The mother-daughter relationship is a delicate one that goes through a series of ebbs and flow. Unfortunately, not all dues are able to work their way out of the difficult times and find themselves in a toxic mother-daughter relationship. Knowing you have a more volatile relationship, however, isn't always as obvious at is may seem. It turns out there are some
subtle signs that you have a toxic relationship with your mom.
My own mother toes the line between loving and toxic. Some days, she's a doting mom; one who cooks me comfort food when I need a pick me up or listens to me vent about my stresses. Other days, she's a judgmental mom who criticizes my fashion choices or tells me that I've gained weight. Our latest fight came courtesy of some wedding planning and her insisting that I invite people who I do not know. I've often wondered if these type of fights mean we have a less-than healthy relationship. But after looking into it, I've learned this is just typical mother-daughter behavior.
If you're wondering whether or not you might have a toxic relationship with your own mom, take a look at these 13 subtle ways to tell if you and your mom are in an unhealthy mother-daughter relationship.
According to Lifehack,
a toxic mother is overly critical of everything you do. All parents criticize from time to time, but toxic moms take it to the extreme by being critical of basically anything their child does.
If you and your mother fight regularly, then
Reader's Digest noted you may have a toxic relationship with your mother . The constant misunderstandings and bickering can be emotionally exhausting, especially if the fights stem from something she dislikes about you or your life choices.
She Demands Your Attention
According to the aforementioned Lifehack article, a toxic parent will often create a parasitic relationship between themselves and their child by constantly demanding their attention at all times. Although it can be seen as bonding, it's actually very harmful since it requires too much of the child's time and energy.
She Is Emotionally Unavailable
According to the previously mentioned
Psychology Today article, a toxic mother is often emotionally unavailable and withdrawn. They also tend to withhold love from one child while granting it to another. This type of behavior can include no physical contact, not responding to a child's cries or displays of emotion, and literal abandonment.
She Makes "Jokes" About You
It's OK for parents to occasionally pick on their children. But the aforementioned Lifehack article noted that, those so-called jokes can become commonplace and cause a problem. When your mom constantly "jokes" about your weight or job troubles, she's using an undermining tactic to make you feel very badly about yourself.

[Bounding box prediction data]
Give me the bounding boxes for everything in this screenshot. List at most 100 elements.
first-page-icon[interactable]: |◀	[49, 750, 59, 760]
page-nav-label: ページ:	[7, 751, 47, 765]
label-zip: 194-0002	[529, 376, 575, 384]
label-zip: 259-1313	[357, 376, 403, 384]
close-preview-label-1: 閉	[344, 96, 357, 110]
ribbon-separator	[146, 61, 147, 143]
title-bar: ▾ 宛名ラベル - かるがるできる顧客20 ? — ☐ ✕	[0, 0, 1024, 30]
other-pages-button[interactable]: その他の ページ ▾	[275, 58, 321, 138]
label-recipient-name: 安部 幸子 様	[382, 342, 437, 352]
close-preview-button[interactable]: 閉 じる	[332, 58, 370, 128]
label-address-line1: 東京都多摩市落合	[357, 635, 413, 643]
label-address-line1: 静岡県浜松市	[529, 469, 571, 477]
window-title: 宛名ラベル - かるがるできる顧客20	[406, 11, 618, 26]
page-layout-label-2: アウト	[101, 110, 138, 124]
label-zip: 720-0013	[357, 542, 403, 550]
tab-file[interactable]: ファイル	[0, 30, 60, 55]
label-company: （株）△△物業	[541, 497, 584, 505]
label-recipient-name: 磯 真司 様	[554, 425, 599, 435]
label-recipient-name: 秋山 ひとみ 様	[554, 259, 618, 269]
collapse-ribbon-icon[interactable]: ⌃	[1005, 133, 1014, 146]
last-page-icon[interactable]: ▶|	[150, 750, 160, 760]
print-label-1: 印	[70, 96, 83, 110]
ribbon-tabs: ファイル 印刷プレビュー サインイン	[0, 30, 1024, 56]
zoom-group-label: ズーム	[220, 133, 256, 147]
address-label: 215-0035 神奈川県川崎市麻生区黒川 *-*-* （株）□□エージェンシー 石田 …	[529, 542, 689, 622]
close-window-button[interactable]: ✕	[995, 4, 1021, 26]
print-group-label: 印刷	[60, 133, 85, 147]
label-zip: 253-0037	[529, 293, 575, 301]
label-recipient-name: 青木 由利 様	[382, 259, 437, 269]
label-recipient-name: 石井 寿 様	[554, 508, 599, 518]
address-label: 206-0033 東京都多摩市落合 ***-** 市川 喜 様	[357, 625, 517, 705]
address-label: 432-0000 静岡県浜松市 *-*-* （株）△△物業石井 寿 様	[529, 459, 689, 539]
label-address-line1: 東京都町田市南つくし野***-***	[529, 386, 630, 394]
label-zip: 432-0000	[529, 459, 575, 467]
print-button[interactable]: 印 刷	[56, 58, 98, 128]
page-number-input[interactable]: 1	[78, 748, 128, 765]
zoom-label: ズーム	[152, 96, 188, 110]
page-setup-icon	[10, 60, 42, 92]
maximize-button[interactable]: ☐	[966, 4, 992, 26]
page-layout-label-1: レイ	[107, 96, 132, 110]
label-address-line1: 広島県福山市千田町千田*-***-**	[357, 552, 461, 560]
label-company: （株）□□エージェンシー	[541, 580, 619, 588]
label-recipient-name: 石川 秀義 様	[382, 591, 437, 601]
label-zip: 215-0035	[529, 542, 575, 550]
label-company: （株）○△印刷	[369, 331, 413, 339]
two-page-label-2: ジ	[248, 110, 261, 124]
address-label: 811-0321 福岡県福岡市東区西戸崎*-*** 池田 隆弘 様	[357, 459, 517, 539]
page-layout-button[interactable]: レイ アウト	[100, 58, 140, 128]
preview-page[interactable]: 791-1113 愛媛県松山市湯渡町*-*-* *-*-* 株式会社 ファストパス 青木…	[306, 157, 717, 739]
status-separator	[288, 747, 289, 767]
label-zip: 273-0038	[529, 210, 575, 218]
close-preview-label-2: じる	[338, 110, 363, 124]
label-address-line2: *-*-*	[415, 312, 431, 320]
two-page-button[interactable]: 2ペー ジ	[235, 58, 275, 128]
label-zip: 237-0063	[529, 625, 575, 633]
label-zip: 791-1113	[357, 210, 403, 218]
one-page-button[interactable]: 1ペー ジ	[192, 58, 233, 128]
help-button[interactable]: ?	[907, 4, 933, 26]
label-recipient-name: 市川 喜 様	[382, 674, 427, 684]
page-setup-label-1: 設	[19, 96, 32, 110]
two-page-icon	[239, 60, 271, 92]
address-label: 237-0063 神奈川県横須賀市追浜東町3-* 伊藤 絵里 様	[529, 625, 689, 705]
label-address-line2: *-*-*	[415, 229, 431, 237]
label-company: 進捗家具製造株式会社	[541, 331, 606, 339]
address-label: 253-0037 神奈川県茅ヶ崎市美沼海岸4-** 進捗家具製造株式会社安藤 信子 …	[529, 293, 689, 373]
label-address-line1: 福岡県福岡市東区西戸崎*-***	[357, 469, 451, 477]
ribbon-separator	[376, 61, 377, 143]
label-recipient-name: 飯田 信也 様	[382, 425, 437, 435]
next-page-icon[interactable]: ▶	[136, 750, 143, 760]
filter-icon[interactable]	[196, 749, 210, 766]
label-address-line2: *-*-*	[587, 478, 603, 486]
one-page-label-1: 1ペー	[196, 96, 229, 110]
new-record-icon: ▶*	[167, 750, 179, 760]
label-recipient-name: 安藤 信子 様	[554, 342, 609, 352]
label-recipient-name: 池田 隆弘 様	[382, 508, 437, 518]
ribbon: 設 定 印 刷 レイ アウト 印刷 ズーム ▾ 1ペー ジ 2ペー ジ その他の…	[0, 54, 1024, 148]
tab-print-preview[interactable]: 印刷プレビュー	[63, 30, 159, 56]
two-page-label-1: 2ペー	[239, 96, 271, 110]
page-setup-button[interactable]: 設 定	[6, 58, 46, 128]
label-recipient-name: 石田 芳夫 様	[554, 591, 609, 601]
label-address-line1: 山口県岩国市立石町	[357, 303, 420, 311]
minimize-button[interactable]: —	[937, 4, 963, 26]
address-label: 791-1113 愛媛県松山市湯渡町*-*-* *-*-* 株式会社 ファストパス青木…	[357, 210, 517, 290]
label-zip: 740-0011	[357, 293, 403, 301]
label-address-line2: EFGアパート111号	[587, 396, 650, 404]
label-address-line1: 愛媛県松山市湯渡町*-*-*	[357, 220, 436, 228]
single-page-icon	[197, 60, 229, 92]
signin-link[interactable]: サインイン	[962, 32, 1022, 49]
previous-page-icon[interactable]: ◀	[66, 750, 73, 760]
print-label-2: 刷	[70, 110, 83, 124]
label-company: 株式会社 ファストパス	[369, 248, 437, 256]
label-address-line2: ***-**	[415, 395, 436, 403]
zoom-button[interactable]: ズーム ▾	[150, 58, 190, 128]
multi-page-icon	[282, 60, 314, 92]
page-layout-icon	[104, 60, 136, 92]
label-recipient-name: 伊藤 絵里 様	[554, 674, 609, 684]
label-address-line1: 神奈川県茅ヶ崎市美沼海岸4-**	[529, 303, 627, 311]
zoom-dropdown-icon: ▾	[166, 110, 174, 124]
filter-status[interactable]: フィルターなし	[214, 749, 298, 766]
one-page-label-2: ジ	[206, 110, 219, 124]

PROBLEMS TO WORK ON |
• A. List every section heading in the article on toxic mother-daughter relationships.
• B. Extract everything in the article on toxic mother-daughter relationships from "My own mother" down to "unhealthy mother-daughter relationship.".
None of the entries is needed for this work.

ANSWERS GIVEN |
• A.
She Demands Your Attention
She Is Emotionally Unavailable
She Makes "Jokes" About You

• B.
My own mother toes the line between loving and toxic. Some days, she's a doting mom; one who cooks me comfort food when I need a pick me up or listens to me vent about my stresses. Other days, she's a judgmental mom who criticizes my fashion choices or tells me that I've gained weight. Our latest fight came courtesy of some wedding planning and her insisting that I invite people who I do not know. I've often wondered if these type of fights mean we have a less-than healthy relationship. But after looking into it, I've learned this is just typical mother-daughter behavior.
If you're wondering whether or not you might have a toxic relationship with your own mom, take a look at these 13 subtle ways to tell if you and your mom are in an unhealthy mother-daughter relationship.